__Text segment__.
Gili Warsett writes wistfully of her relationship (now over) with a partner who identified as a transgender man when they met and, two years later, had surgery to remove his breasts. Warsett, who had previously dated women, writes that “I had fallen for a different body. No matter how hard I tried to keep up, I couldn’t transition at the same pace” — but transition she eventually did. They moved to a Midwestern city together, where they often passed as a straight couple. Warsett had come out at sixteen, but after the move, she says, “I was becoming increasingly uncomfortable in queer groups; I hid behind the privilege that being straight afforded me.” And after their breakup — precipitated not by the surgery but by Warsett’s sense that “our relationship seemed to have settled into something known and stable and had lost its spark” — she began to wonder who she was really attracted to. She concludes,

Now, several years later, my current relationship may seem to be a straight one; my partner is a non-trans man. I’ve found that there’s privilege but also invisibility that comes with passing — an aspect of my life about which I continue to struggle. I will always consider myself queer, recognizing that my sexuality and gender identity resist definition. The conflicting feelings of guilt and relief remain.

__Goal of the exercise__. Set down the part of the Gili Warsett text that starts at "Now, several years" and ends at "and relief remain.", word for word.

__Dataset excerpts__.
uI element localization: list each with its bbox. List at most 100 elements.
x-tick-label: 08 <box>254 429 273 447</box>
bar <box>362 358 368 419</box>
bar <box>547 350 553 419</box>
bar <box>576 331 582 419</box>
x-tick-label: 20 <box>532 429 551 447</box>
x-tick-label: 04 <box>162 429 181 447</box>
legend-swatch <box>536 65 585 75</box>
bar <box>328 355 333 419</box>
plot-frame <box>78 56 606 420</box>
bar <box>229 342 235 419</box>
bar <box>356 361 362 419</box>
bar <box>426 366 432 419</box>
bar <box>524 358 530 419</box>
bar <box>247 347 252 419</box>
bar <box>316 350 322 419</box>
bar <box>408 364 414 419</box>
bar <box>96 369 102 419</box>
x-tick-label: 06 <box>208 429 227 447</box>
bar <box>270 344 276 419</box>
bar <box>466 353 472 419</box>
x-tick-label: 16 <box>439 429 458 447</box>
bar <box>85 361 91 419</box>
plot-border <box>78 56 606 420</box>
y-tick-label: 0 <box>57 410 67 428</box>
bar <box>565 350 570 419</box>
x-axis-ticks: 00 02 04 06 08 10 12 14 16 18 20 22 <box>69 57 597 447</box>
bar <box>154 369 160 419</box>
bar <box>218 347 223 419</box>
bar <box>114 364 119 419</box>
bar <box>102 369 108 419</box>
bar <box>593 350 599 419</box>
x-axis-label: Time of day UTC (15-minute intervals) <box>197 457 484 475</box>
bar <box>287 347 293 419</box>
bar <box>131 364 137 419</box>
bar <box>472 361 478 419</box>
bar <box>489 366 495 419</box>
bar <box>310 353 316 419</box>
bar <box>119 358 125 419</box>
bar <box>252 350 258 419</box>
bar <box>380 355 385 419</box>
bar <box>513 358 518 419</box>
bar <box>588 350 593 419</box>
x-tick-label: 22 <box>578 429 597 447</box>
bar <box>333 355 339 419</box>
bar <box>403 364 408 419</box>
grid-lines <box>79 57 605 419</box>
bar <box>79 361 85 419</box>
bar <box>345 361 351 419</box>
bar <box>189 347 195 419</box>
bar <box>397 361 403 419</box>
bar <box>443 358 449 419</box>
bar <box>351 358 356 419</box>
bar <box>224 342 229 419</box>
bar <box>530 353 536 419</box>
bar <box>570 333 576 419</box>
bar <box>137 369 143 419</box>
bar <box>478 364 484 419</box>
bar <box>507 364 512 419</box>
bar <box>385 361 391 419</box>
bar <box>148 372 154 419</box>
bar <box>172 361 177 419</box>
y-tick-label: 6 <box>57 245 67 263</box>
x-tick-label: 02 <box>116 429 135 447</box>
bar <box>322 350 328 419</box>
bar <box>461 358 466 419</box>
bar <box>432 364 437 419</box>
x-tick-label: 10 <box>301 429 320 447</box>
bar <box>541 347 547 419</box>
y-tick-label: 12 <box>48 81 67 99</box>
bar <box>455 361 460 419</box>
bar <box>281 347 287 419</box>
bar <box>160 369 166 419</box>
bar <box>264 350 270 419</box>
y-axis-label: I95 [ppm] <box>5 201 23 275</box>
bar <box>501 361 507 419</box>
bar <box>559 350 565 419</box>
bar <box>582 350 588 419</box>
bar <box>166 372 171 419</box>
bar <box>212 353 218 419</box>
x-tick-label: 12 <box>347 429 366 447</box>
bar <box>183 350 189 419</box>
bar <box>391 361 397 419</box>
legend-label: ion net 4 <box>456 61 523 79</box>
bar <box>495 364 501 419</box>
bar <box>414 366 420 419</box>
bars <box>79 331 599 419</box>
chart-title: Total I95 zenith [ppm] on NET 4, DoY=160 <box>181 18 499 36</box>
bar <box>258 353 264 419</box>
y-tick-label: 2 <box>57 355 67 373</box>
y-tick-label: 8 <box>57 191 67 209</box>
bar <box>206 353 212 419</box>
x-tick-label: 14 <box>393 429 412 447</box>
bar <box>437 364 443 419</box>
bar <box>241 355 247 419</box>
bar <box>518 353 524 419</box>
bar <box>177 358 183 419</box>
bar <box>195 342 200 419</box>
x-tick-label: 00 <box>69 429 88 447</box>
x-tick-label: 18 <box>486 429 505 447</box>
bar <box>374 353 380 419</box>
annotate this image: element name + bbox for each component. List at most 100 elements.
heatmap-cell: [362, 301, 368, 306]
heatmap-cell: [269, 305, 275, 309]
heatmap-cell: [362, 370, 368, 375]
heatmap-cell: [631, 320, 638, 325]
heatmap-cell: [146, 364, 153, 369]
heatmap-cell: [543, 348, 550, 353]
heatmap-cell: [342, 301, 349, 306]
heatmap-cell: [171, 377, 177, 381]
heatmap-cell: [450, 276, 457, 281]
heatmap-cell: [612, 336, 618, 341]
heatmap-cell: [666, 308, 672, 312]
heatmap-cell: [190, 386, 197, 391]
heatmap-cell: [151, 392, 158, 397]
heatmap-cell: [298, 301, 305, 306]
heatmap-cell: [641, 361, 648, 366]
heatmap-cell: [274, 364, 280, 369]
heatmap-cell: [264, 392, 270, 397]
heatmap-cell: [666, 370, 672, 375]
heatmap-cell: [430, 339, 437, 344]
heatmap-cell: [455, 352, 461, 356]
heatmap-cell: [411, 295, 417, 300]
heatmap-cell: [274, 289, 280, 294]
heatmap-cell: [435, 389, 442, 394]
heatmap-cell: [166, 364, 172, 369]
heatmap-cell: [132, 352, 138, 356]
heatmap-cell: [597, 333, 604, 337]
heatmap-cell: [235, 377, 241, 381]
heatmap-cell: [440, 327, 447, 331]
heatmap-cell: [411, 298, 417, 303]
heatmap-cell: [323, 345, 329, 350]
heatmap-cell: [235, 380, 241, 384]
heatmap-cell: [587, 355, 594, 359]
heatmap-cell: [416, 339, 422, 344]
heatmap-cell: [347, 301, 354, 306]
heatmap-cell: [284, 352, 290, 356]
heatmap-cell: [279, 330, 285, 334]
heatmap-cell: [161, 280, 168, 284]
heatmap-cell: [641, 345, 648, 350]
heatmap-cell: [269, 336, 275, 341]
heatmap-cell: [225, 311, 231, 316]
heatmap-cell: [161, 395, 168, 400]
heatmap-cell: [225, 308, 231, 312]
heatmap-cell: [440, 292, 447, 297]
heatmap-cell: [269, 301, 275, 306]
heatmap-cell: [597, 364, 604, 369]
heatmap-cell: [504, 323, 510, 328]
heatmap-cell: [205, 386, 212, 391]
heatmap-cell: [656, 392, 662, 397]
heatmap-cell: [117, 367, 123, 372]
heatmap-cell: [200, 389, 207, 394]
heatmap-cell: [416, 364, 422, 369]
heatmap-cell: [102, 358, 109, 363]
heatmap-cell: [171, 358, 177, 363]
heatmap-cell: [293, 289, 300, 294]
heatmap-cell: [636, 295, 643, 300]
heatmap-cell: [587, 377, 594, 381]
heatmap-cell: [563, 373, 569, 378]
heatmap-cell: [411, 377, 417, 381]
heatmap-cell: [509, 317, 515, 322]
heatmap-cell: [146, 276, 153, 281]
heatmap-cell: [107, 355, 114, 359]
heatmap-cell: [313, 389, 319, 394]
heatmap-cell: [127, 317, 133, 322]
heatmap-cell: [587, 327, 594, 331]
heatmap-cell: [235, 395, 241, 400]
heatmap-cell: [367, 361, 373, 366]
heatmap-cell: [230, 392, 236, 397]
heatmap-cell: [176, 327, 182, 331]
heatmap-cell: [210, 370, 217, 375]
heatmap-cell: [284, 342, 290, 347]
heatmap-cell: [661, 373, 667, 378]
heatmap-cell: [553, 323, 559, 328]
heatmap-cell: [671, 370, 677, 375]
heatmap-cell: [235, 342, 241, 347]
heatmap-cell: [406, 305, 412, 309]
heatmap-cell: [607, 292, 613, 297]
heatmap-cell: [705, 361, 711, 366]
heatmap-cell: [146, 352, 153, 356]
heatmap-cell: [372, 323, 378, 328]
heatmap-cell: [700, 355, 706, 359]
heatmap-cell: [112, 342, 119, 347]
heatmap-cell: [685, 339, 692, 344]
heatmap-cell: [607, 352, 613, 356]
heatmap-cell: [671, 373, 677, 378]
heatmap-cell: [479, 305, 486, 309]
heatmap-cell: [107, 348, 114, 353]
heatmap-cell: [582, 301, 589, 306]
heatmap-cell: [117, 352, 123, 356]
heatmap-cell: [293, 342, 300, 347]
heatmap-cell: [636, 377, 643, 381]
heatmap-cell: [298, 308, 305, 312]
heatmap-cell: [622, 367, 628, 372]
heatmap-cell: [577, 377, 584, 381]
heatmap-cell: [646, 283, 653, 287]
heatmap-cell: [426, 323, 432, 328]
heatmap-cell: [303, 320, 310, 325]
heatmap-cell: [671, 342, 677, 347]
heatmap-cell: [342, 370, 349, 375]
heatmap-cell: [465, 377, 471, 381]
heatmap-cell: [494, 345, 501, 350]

__Answer section__.
Now, several years later, my current relationship may seem to be a straight one; my partner is a non-trans man. I’ve found that there’s privilege but also invisibility that comes with passing — an aspect of my life about which I continue to struggle. I will always consider myself queer, recognizing that my sexuality and gender identity resist definition. The conflicting feelings of guilt and relief remain.